*What to do:* Identify the lines containing the word "inkl". Copy each one.

[Dataset listings of figures]
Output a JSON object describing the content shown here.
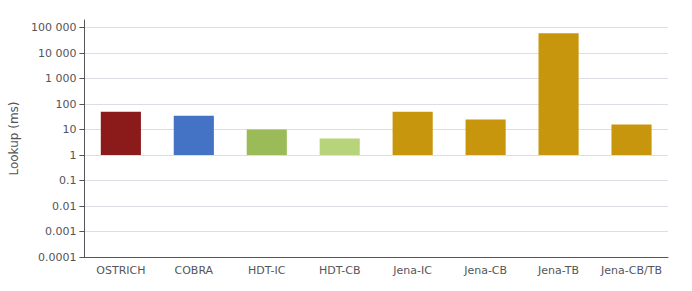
{
  "chart_data": {
    "type": "bar",
    "categories": [
      "OSTRICH",
      "COBRA",
      "HDT-IC",
      "HDT-CB",
      "Jena-IC",
      "Jena-CB",
      "Jena-TB",
      "Jena-CB/TB"
    ],
    "values": [
      50,
      35,
      10,
      4.5,
      50,
      25,
      60000,
      16
    ],
    "colors": [
      "#8B1A1A",
      "#4472C4",
      "#9BBB59",
      "#B8D47A",
      "#C8960C",
      "#C8960C",
      "#C8960C",
      "#C8960C"
    ],
    "ylabel": "Lookup (ms)",
    "ylim": [
      0.0001,
      200000
    ],
    "yticks": [
      0.0001,
      0.001,
      0.01,
      0.1,
      1,
      10,
      100,
      {
        "value": 1000,
        "label": "1 000"
      },
      {
        "value": 10000,
        "label": "10 000"
      },
      {
        "value": 100000,
        "label": "100 000"
      }
    ],
    "log": "y",
    "grid": true
  }
}
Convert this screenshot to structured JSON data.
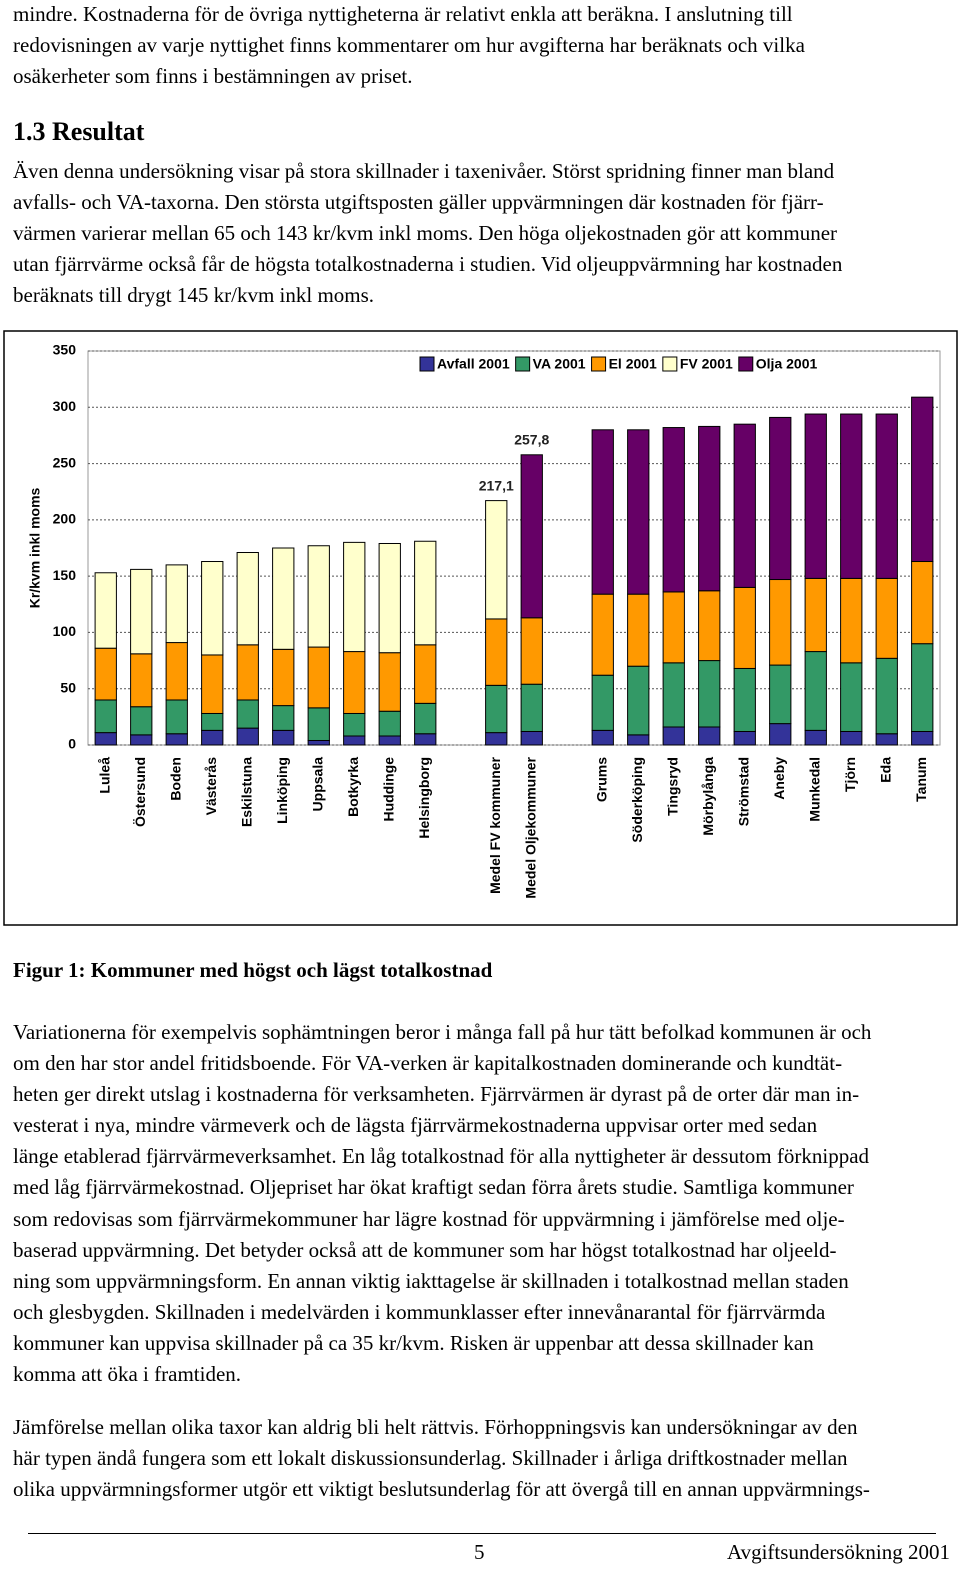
{
  "document": {
    "intro_lines": [
      "mindre. Kostnaderna för de övriga nyttigheterna är relativt enkla att beräkna. I anslutning till",
      "redovisningen av varje nyttighet finns kommentarer om hur avgifterna har beräknats och vilka",
      "osäkerheter som finns i bestämningen av priset."
    ],
    "heading": "1.3 Resultat",
    "para1_lines": [
      "Även denna undersökning visar på stora skillnader i taxenivåer. Störst spridning finner man bland",
      "avfalls- och VA-taxorna. Den största utgiftsposten gäller uppvärmningen där kostnaden för fjärr-",
      "värmen varierar mellan 65 och 143 kr/kvm inkl moms. Den höga oljekostnaden gör att kommuner",
      "utan fjärrvärme också får de högsta totalkostnaderna i studien. Vid oljeuppvärmning har kostnaden",
      "beräknats till drygt 145 kr/kvm inkl moms."
    ],
    "figure_caption": "Figur 1: Kommuner med högst och lägst totalkostnad",
    "para2_lines": [
      "Variationerna för exempelvis sophämtningen beror i många fall på hur tätt befolkad kommunen är och",
      "om den har stor andel fritidsboende. För VA-verken är kapitalkostnaden dominerande och kundtät-",
      "heten ger direkt utslag i kostnaderna för verksamheten. Fjärrvärmen är dyrast på de orter där man in-",
      "vesterat i nya, mindre värmeverk och de lägsta fjärrvärmekostnaderna uppvisar orter med sedan",
      "länge etablerad fjärrvärmeverksamhet. En låg totalkostnad för alla nyttigheter är dessutom förknippad",
      "med låg fjärrvärmekostnad. Oljepriset har ökat kraftigt sedan förra årets studie. Samtliga kommuner",
      "som redovisas som fjärrvärmekommuner har lägre kostnad för uppvärmning i jämförelse med olje-",
      "baserad uppvärmning. Det betyder också att de kommuner som har högst totalkostnad har oljeeld-",
      "ning som uppvärmningsform. En annan viktig iakttagelse är skillnaden i totalkostnad mellan staden",
      "och glesbygden. Skillnaden i medelvärden i kommunklasser efter innevånarantal för fjärrvärmda",
      "kommuner kan uppvisa skillnader på ca 35 kr/kvm. Risken är uppenbar att dessa skillnader kan",
      "komma att öka i framtiden."
    ],
    "para3_lines": [
      "Jämförelse mellan olika taxor kan aldrig bli helt rättvis. Förhoppningsvis kan undersökningar av den",
      "här typen ändå fungera som ett lokalt diskussionsunderlag. Skillnader i årliga driftkostnader mellan",
      "olika uppvärmningsformer utgör ett viktigt beslutsunderlag för att övergå till en annan uppvärmnings-"
    ],
    "footer": {
      "page": "5",
      "title": "Avgiftsundersökning 2001"
    }
  },
  "chart_data": {
    "type": "stacked-bar",
    "y_label": "Kr/kvm inkl moms",
    "categories": [
      "Luleå",
      "Östersund",
      "Boden",
      "Västerås",
      "Eskilstuna",
      "Linköping",
      "Uppsala",
      "Botkyrka",
      "Huddinge",
      "Helsingborg",
      null,
      "Medel FV kommuner",
      "Medel Oljekommuner",
      null,
      "Grums",
      "Söderköping",
      "Tingsryd",
      "Mörbylånga",
      "Strömstad",
      "Aneby",
      "Munkedal",
      "Tjörn",
      "Eda",
      "Tanum"
    ],
    "series": [
      {
        "name": "Avfall 2001",
        "color": "#333399",
        "values": [
          11,
          9,
          10,
          13,
          15,
          13,
          4,
          8,
          8,
          10,
          null,
          11,
          12,
          null,
          13,
          9,
          16,
          16,
          12,
          19,
          13,
          12,
          10,
          12
        ]
      },
      {
        "name": "VA 2001",
        "color": "#339966",
        "values": [
          29,
          25,
          30,
          15,
          25,
          22,
          29,
          20,
          22,
          27,
          null,
          42,
          42,
          null,
          49,
          61,
          57,
          59,
          56,
          52,
          70,
          61,
          67,
          78
        ]
      },
      {
        "name": "El 2001",
        "color": "#ff9900",
        "values": [
          46,
          47,
          51,
          52,
          49,
          50,
          54,
          55,
          52,
          52,
          null,
          59,
          59,
          null,
          72,
          64,
          63,
          62,
          72,
          76,
          65,
          75,
          71,
          73
        ]
      },
      {
        "name": "FV 2001",
        "color": "#ffffcc",
        "values": [
          67,
          75,
          69,
          83,
          82,
          90,
          90,
          97,
          97,
          92,
          null,
          105.1,
          null,
          null,
          null,
          null,
          null,
          null,
          null,
          null,
          null,
          null,
          null,
          null
        ]
      },
      {
        "name": "Olja 2001",
        "color": "#660066",
        "values": [
          null,
          null,
          null,
          null,
          null,
          null,
          null,
          null,
          null,
          null,
          null,
          null,
          144.8,
          null,
          146,
          146,
          146,
          146,
          145,
          144,
          146,
          146,
          146,
          146
        ]
      }
    ],
    "annotations": [
      {
        "text": "217,1",
        "value": 217.1,
        "index": 11
      },
      {
        "text": "257,8",
        "value": 257.8,
        "index": 12
      }
    ],
    "ylim": [
      0,
      350
    ],
    "yticks": [
      0,
      50,
      100,
      150,
      200,
      250,
      300,
      350
    ],
    "grid": true,
    "legend": "top"
  }
}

*Exercise answer:*
      "värmen varierar mellan 65 och 143 kr/kvm inkl moms. Den höga oljekostnaden gör att kommuner",
      "beräknats till drygt 145 kr/kvm inkl moms."
    "y_label": "Kr/kvm inkl moms",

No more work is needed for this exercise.